▶ Available data
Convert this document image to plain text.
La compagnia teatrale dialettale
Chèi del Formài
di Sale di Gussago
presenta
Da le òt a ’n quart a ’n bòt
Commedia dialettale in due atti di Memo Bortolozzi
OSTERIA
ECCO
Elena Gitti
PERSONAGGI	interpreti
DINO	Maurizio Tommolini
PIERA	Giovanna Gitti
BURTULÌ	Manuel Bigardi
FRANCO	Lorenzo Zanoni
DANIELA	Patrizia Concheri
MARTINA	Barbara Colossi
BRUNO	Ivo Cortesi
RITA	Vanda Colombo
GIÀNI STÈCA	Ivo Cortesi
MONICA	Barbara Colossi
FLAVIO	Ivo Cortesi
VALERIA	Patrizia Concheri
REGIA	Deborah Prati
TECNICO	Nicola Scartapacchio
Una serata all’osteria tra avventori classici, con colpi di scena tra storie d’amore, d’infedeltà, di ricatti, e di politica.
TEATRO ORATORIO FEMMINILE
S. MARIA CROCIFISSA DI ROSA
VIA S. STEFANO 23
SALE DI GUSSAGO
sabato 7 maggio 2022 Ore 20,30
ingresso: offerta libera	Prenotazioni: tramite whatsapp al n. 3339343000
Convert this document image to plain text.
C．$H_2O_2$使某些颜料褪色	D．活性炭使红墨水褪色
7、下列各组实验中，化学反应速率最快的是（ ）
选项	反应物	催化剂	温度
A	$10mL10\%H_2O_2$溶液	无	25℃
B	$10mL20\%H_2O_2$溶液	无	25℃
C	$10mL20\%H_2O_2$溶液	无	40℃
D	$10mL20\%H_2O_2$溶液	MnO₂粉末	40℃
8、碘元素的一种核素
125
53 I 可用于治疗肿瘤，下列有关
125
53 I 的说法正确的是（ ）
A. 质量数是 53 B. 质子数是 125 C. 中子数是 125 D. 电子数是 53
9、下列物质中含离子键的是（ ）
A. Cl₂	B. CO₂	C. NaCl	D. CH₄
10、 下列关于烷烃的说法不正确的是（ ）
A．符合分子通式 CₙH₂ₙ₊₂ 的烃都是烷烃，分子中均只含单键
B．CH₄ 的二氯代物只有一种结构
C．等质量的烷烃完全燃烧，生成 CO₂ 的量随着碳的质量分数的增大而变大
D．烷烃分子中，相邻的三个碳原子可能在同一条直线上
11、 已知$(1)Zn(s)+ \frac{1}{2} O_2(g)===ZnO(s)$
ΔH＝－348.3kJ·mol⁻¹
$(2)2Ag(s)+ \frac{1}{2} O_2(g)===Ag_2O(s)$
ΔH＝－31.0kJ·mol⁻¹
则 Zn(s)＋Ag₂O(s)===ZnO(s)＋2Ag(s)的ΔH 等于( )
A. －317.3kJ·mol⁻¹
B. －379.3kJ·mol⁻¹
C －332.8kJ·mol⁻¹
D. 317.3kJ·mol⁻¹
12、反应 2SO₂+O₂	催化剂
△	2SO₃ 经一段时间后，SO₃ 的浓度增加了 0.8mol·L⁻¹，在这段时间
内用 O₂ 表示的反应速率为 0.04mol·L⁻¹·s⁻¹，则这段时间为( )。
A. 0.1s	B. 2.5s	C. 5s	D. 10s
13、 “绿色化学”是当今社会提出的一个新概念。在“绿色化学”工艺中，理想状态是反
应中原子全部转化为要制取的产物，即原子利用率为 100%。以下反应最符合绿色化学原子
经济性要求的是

▶ The problem
Copy each line from the records above that includes the string "Cortesi".

▶ Output of the exercise
BRUNO	Ivo Cortesi
GIÀNI STÈCA	Ivo Cortesi
FLAVIO	Ivo Cortesi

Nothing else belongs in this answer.